[Stored data entries]
::::::::::

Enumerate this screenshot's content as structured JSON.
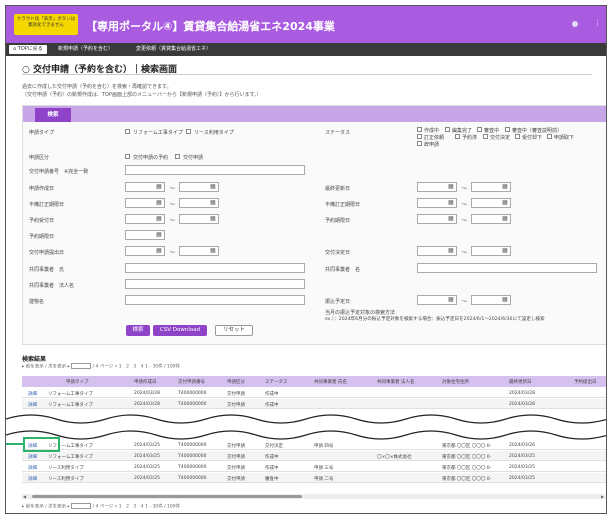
{
  "header": {
    "badge_line1": "クラウド化「表示」ボタンは",
    "badge_line2": "無効化できません",
    "title": "【専用ポータル④】賃貸集合給湯省エネ2024事業",
    "more_icon": "⋮"
  },
  "nav": {
    "home": "TOPに戻る",
    "items": [
      "新規申請（予約を含む）",
      "変更依頼（賃貸集合給湯省エネ）"
    ]
  },
  "page": {
    "title": "○ 交付申請（予約を含む）｜検索画面",
    "desc1": "過去に作成した交付申請（予約を含む）を検索・再確認できます。",
    "desc2": "（交付申請（予約）の新規作成は、TOP画面上部のメニューバーから【新規申請（予約）】から行います。）"
  },
  "search": {
    "tab_label": "検索",
    "labels": {
      "apply_type": "申請タイプ",
      "status": "ステータス",
      "apply_category": "申請区分",
      "apply_number": "交付申請番号",
      "apply_number_note": "※完全一致",
      "created_date": "申請作成日",
      "last_updated": "最終更新日",
      "defect_date": "不備訂正期限日",
      "defect_fix_date": "不備訂正期限日",
      "booking_date": "予約受付日",
      "booking_deadline": "予約期限日",
      "booking_limit": "予約期限日",
      "submit_date": "交付申請提出日",
      "decision_date": "交付決定日",
      "joint_name": "共同事業者　氏",
      "joint_name_first": "共同事業者　名",
      "joint_corp": "共同事業者　法人名",
      "building": "建物名",
      "transfer_date": "振込予定日"
    },
    "type_options": [
      "リフォーム工事タイプ",
      "リース利用タイプ"
    ],
    "category_options": [
      "交付申請の予約",
      "交付申請"
    ],
    "status_options": [
      "作成中",
      "編集完了",
      "審査中",
      "審査中（審査説明前）",
      "訂正依頼",
      "予約済",
      "交付決定",
      "受付却下",
      "申請取下",
      "辞申請"
    ],
    "tilde": "～",
    "calendar_icon": "▦",
    "transfer_note1": "当月の振込予定対象の検索方法",
    "transfer_note2": "ex.）：2024年6月分の振込予定対象を検索する場合：振込予定日を2024/6/1～2024/6/30にて設定し検索",
    "btn_search": "検索",
    "btn_csv": "CSV Download",
    "btn_reset": "リセット"
  },
  "results": {
    "title": "検索結果",
    "pager_text_before": "▸ 前を表示 / 次を表示 ▸",
    "pager_total": "/ 4 ページ",
    "pager_pages": "1　2　3　4",
    "pager_count": "1 - 30件 / 109件",
    "columns": [
      "申請タイプ",
      "申請作成日",
      "交付申請番号",
      "申請区分",
      "ステータス",
      "共同事業者 氏名",
      "共同事業者 法人名",
      "対象住宅住所",
      "最終更新日",
      "予約提出日"
    ],
    "rows_top": [
      {
        "action": "詳細",
        "type": "リフォーム工事タイプ",
        "created": "2024/03/28",
        "number": "T400000000",
        "category": "交付申請",
        "status": "作成中",
        "name": "",
        "corp": "",
        "address": "",
        "updated": "2024/03/28"
      },
      {
        "action": "詳細",
        "type": "リフォーム工事タイプ",
        "created": "2024/03/28",
        "number": "T400000000",
        "category": "交付申請",
        "status": "作成中",
        "name": "",
        "corp": "",
        "address": "",
        "updated": "2024/03/28"
      }
    ],
    "rows_bottom": [
      {
        "action": "詳細",
        "type": "リフォーム工事タイプ",
        "created": "2024/03/25",
        "number": "T400000000",
        "category": "交付申請",
        "status": "交付決定",
        "name": "申請 四号",
        "corp": "",
        "address": "東京都 〇〇区 〇〇〇 0-",
        "updated": "2024/03/26"
      },
      {
        "action": "詳細",
        "type": "リフォーム工事タイプ",
        "created": "2024/03/25",
        "number": "T400000000",
        "category": "交付申請",
        "status": "作成中",
        "name": "",
        "corp": "〇×〇×株式会社",
        "address": "東京都 〇〇区 〇〇〇 0-",
        "updated": "2024/03/25"
      },
      {
        "action": "詳細",
        "type": "リース利用タイプ",
        "created": "2024/03/25",
        "number": "T400000000",
        "category": "交付申請",
        "status": "作成中",
        "name": "申請 三号",
        "corp": "",
        "address": "東京都 〇〇区 〇〇〇 0-",
        "updated": "2024/03/25"
      },
      {
        "action": "詳細",
        "type": "リース利用タイプ",
        "created": "2024/03/25",
        "number": "T400000000",
        "category": "交付申請",
        "status": "審査中",
        "name": "申請 二号",
        "corp": "",
        "address": "東京都 〇〇区 〇〇〇 0-",
        "updated": "2024/03/25"
      }
    ]
  },
  "colors": {
    "header": "#a95ce0",
    "accent": "#8e43c9",
    "highlight": "#2bb36b"
  }
}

::::::::::

**Aim:** Output the material word for word, omitting its pictures.

**Task result:**
Enumerate this screenshot's content as structured JSON.
{
  "header": {
    "badge_line1": "クラウド化「表示」ボタンは",
    "badge_line2": "無効化できません",
    "title": "【専用ポータル④】賃貸集合給湯省エネ2024事業",
    "more_icon": "⋮"
  },
  "nav": {
    "home": "TOPに戻る",
    "items": [
      "新規申請（予約を含む）",
      "変更依頼（賃貸集合給湯省エネ）"
    ]
  },
  "page": {
    "title": "○ 交付申請（予約を含む）｜検索画面",
    "desc1": "過去に作成した交付申請（予約を含む）を検索・再確認できます。",
    "desc2": "（交付申請（予約）の新規作成は、TOP画面上部のメニューバーから【新規申請（予約）】から行います。）"
  },
  "search": {
    "tab_label": "検索",
    "labels": {
      "apply_type": "申請タイプ",
      "status": "ステータス",
      "apply_category": "申請区分",
      "apply_number": "交付申請番号",
      "apply_number_note": "※完全一致",
      "created_date": "申請作成日",
      "last_updated": "最終更新日",
      "defect_date": "不備訂正期限日",
      "defect_fix_date": "不備訂正期限日",
      "booking_date": "予約受付日",
      "booking_deadline": "予約期限日",
      "booking_limit": "予約期限日",
      "submit_date": "交付申請提出日",
      "decision_date": "交付決定日",
      "joint_name": "共同事業者　氏",
      "joint_name_first": "共同事業者　名",
      "joint_corp": "共同事業者　法人名",
      "building": "建物名",
      "transfer_date": "振込予定日"
    },
    "type_options": [
      "リフォーム工事タイプ",
      "リース利用タイプ"
    ],
    "category_options": [
      "交付申請の予約",
      "交付申請"
    ],
    "status_options": [
      "作成中",
      "編集完了",
      "審査中",
      "審査中（審査説明前）",
      "訂正依頼",
      "予約済",
      "交付決定",
      "受付却下",
      "申請取下",
      "辞申請"
    ],
    "tilde": "～",
    "calendar_icon": "▦",
    "transfer_note1": "当月の振込予定対象の検索方法",
    "transfer_note2": "ex.）：2024年6月分の振込予定対象を検索する場合：振込予定日を2024/6/1～2024/6/30にて設定し検索",
    "btn_search": "検索",
    "btn_csv": "CSV Download",
    "btn_reset": "リセット"
  },
  "results": {
    "title": "検索結果",
    "pager_text_before": "▸ 前を表示 / 次を表示 ▸",
    "pager_total": "/ 4 ページ",
    "pager_pages": "1　2　3　4",
    "pager_count": "1 - 30件 / 109件",
    "columns": [
      "申請タイプ",
      "申請作成日",
      "交付申請番号",
      "申請区分",
      "ステータス",
      "共同事業者 氏名",
      "共同事業者 法人名",
      "対象住宅住所",
      "最終更新日",
      "予約提出日"
    ],
    "rows_top": [
      {
        "action": "詳細",
        "type": "リフォーム工事タイプ",
        "created": "2024/03/28",
        "number": "T400000000",
        "category": "交付申請",
        "status": "作成中",
        "name": "",
        "corp": "",
        "address": "",
        "updated": "2024/03/28"
      },
      {
        "action": "詳細",
        "type": "リフォーム工事タイプ",
        "created": "2024/03/28",
        "number": "T400000000",
        "category": "交付申請",
        "status": "作成中",
        "name": "",
        "corp": "",
        "address": "",
        "updated": "2024/03/28"
      }
    ],
    "rows_bottom": [
      {
        "action": "詳細",
        "type": "リフォーム工事タイプ",
        "created": "2024/03/25",
        "number": "T400000000",
        "category": "交付申請",
        "status": "交付決定",
        "name": "申請 四号",
        "corp": "",
        "address": "東京都 〇〇区 〇〇〇 0-",
        "updated": "2024/03/26"
      },
      {
        "action": "詳細",
        "type": "リフォーム工事タイプ",
        "created": "2024/03/25",
        "number": "T400000000",
        "category": "交付申請",
        "status": "作成中",
        "name": "",
        "corp": "〇×〇×株式会社",
        "address": "東京都 〇〇区 〇〇〇 0-",
        "updated": "2024/03/25"
      },
      {
        "action": "詳細",
        "type": "リース利用タイプ",
        "created": "2024/03/25",
        "number": "T400000000",
        "category": "交付申請",
        "status": "作成中",
        "name": "申請 三号",
        "corp": "",
        "address": "東京都 〇〇区 〇〇〇 0-",
        "updated": "2024/03/25"
      },
      {
        "action": "詳細",
        "type": "リース利用タイプ",
        "created": "2024/03/25",
        "number": "T400000000",
        "category": "交付申請",
        "status": "審査中",
        "name": "申請 二号",
        "corp": "",
        "address": "東京都 〇〇区 〇〇〇 0-",
        "updated": "2024/03/25"
      }
    ]
  },
  "colors": {
    "header": "#a95ce0",
    "accent": "#8e43c9",
    "highlight": "#2bb36b"
  }
}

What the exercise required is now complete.